====== Data listing ======
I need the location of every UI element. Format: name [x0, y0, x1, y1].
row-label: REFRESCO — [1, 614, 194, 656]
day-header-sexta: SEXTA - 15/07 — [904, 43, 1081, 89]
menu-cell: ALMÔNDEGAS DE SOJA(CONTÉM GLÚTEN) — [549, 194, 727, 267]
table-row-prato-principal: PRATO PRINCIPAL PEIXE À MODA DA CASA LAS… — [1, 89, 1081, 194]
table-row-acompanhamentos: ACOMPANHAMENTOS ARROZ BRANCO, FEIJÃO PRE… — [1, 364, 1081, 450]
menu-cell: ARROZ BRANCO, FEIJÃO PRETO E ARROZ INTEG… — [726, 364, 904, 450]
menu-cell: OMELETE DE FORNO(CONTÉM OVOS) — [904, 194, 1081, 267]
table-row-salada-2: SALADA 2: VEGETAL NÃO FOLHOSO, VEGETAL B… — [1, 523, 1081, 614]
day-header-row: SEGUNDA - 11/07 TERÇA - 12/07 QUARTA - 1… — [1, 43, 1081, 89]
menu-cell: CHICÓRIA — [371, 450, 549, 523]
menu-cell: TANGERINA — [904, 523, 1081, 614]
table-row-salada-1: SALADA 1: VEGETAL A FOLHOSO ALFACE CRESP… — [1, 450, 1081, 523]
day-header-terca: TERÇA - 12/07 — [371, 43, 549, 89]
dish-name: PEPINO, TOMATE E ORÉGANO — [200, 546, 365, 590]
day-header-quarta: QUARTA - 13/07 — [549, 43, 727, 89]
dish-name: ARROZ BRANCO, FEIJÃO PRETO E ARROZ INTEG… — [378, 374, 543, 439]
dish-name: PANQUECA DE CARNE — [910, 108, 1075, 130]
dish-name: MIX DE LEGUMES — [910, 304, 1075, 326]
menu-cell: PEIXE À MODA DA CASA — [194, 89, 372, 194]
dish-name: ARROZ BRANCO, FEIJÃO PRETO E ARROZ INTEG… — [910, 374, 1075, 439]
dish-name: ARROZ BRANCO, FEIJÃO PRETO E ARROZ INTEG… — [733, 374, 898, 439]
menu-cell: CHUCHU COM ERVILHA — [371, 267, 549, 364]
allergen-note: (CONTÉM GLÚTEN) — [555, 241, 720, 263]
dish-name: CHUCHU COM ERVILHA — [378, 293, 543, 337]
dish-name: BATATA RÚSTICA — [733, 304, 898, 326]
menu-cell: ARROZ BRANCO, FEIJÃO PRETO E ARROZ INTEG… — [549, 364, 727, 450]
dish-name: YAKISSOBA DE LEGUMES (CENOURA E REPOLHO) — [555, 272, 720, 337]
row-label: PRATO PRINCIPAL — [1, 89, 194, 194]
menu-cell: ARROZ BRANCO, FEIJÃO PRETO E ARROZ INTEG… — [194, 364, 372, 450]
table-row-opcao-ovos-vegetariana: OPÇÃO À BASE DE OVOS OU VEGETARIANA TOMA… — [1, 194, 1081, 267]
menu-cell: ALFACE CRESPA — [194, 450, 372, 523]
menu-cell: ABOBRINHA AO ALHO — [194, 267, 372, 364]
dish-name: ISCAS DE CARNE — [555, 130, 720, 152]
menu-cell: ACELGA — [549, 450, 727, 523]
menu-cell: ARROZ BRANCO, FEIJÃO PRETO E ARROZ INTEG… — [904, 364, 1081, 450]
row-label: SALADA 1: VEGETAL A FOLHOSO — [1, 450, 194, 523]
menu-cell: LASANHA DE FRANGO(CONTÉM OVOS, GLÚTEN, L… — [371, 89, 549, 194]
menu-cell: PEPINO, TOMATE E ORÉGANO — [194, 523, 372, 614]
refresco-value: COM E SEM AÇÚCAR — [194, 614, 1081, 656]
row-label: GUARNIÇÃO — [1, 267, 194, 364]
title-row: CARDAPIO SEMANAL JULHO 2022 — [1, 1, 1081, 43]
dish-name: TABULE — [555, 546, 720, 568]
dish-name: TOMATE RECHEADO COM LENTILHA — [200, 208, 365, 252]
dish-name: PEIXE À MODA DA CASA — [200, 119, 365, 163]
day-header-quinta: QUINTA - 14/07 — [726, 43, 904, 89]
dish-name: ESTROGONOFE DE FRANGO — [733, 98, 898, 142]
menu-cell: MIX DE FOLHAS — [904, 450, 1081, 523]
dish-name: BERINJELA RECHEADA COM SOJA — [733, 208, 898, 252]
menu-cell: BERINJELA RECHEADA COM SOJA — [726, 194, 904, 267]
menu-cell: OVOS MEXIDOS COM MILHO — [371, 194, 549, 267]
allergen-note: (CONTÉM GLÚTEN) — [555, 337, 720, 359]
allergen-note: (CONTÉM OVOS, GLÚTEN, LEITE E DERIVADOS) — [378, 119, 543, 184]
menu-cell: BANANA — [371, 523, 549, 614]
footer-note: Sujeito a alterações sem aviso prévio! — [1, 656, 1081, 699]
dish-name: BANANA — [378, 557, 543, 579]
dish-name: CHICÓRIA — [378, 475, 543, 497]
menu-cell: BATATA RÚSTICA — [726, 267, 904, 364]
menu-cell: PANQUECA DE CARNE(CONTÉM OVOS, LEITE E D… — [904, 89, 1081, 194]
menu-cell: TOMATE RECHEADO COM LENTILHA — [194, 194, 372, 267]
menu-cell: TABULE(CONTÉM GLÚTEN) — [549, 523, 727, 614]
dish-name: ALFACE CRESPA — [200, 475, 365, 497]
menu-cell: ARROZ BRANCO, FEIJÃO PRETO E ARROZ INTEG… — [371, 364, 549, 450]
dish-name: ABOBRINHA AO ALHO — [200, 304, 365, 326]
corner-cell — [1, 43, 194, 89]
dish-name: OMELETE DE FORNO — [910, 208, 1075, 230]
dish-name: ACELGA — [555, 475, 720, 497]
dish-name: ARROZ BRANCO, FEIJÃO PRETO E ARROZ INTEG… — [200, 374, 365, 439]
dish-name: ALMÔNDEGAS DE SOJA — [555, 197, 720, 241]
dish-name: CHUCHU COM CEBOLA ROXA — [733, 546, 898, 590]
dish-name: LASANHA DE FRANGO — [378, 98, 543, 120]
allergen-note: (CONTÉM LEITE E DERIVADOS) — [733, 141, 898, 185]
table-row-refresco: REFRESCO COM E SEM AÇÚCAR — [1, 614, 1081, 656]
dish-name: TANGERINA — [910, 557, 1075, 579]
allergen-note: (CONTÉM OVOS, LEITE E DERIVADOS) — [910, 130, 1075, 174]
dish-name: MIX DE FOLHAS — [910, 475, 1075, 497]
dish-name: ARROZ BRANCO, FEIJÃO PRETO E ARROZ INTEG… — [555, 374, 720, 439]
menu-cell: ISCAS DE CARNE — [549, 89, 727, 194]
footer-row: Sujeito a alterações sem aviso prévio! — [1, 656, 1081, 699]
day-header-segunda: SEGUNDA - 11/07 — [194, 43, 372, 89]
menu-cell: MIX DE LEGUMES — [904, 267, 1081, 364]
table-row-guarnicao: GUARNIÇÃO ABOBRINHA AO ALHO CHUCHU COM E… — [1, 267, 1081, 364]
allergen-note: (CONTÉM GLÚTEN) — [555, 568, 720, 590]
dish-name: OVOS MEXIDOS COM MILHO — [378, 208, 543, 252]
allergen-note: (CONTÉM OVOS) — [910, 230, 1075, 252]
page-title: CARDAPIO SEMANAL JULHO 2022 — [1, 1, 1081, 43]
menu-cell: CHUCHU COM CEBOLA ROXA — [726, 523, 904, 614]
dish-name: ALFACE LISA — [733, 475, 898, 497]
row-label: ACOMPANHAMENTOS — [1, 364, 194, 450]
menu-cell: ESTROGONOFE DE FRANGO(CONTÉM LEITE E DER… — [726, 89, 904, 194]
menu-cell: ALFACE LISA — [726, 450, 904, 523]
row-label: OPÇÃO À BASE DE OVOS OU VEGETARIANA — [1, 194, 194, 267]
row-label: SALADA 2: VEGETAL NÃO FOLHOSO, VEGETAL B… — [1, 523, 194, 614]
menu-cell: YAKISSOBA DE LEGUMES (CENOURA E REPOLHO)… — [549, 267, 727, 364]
======
Copy out the entries above word for word, starting with the first line and ending after the line that contains "table-row-salada-1: SALADA 1: VEGETAL".

I need the location of every UI element. Format: name [x0, y0, x1, y1].
row-label: REFRESCO — [1, 614, 194, 656]
day-header-sexta: SEXTA - 15/07 — [904, 43, 1081, 89]
menu-cell: ALMÔNDEGAS DE SOJA(CONTÉM GLÚTEN) — [549, 194, 727, 267]
table-row-prato-principal: PRATO PRINCIPAL PEIXE À MODA DA CASA LAS… — [1, 89, 1081, 194]
table-row-acompanhamentos: ACOMPANHAMENTOS ARROZ BRANCO, FEIJÃO PRE… — [1, 364, 1081, 450]
menu-cell: ARROZ BRANCO, FEIJÃO PRETO E ARROZ INTEG… — [726, 364, 904, 450]
menu-cell: OMELETE DE FORNO(CONTÉM OVOS) — [904, 194, 1081, 267]
table-row-salada-2: SALADA 2: VEGETAL NÃO FOLHOSO, VEGETAL B… — [1, 523, 1081, 614]
day-header-row: SEGUNDA - 11/07 TERÇA - 12/07 QUARTA - 1… — [1, 43, 1081, 89]
menu-cell: CHICÓRIA — [371, 450, 549, 523]
menu-cell: TANGERINA — [904, 523, 1081, 614]
table-row-salada-1: SALADA 1: VEGETAL A FOLHOSO ALFACE CRESP… — [1, 450, 1081, 523]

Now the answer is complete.